TASK PROMPT
Say how many lines contain the word "forum" and give no other text.

DATA RECORDS
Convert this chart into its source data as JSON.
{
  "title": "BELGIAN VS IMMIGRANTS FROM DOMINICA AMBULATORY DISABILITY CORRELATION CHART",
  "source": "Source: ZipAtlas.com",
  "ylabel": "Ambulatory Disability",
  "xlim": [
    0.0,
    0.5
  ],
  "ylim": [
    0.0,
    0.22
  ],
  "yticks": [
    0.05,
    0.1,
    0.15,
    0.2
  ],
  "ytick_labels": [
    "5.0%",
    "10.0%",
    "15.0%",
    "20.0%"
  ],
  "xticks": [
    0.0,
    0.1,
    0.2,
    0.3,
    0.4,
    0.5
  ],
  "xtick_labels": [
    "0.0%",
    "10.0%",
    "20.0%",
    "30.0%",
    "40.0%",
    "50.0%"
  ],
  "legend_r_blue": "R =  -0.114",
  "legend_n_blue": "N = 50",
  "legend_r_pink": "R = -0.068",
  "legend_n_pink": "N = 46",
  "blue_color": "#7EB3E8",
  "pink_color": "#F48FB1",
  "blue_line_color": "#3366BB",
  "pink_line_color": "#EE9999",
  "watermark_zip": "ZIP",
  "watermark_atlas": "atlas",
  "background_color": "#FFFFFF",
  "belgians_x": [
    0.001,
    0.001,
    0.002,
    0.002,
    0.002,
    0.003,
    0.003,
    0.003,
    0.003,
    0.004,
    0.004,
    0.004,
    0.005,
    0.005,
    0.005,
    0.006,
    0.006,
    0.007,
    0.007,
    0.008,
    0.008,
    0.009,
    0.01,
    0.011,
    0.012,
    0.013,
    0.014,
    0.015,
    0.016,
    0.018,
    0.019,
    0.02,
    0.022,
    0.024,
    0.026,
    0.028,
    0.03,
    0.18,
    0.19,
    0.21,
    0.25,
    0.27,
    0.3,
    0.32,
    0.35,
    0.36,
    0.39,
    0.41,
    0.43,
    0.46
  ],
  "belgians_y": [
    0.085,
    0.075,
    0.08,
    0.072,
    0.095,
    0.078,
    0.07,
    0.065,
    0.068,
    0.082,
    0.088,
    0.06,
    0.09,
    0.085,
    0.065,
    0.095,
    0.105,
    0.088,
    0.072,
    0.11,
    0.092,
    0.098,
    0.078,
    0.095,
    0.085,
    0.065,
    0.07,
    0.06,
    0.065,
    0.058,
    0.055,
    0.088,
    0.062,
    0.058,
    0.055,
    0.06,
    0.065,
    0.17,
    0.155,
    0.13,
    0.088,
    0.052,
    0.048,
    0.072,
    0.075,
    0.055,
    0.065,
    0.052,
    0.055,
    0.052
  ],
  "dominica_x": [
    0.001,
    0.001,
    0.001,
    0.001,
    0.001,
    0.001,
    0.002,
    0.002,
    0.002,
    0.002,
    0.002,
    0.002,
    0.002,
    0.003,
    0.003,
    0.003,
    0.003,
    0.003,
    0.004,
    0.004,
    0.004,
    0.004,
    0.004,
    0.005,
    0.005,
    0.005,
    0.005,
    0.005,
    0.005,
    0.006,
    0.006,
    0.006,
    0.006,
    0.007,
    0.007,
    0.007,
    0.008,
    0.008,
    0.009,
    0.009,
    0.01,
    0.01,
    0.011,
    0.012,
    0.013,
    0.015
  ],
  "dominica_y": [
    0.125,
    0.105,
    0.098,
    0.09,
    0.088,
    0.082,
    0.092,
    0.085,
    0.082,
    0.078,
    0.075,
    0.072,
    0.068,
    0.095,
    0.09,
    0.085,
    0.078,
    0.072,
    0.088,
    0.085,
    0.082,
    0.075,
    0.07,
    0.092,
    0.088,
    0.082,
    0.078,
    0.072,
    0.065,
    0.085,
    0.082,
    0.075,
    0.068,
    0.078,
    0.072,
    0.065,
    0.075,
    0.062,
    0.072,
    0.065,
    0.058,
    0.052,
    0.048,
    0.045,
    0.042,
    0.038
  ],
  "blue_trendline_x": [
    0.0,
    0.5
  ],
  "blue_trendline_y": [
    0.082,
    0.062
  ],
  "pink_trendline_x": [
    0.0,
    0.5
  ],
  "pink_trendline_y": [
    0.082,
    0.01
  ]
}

---

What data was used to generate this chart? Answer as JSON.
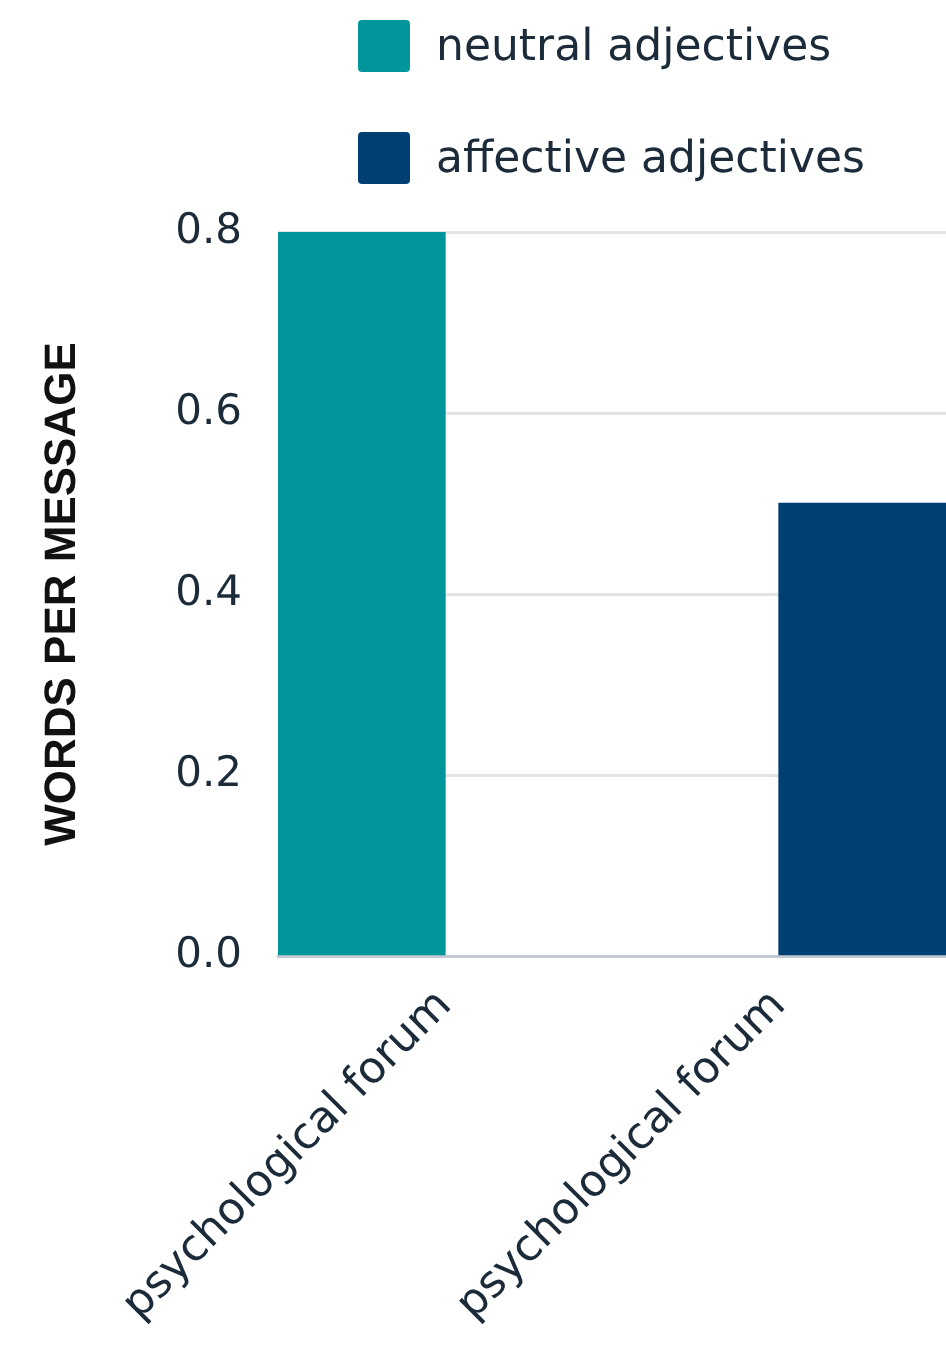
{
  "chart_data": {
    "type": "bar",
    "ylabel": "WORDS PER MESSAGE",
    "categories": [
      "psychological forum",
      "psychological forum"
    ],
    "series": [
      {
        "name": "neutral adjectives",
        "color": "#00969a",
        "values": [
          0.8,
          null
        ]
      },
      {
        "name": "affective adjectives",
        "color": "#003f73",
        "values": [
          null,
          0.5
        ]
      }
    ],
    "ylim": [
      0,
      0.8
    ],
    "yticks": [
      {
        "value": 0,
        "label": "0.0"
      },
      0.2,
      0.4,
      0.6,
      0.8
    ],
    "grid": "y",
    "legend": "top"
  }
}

SOLUTION FOR THIS TASK
2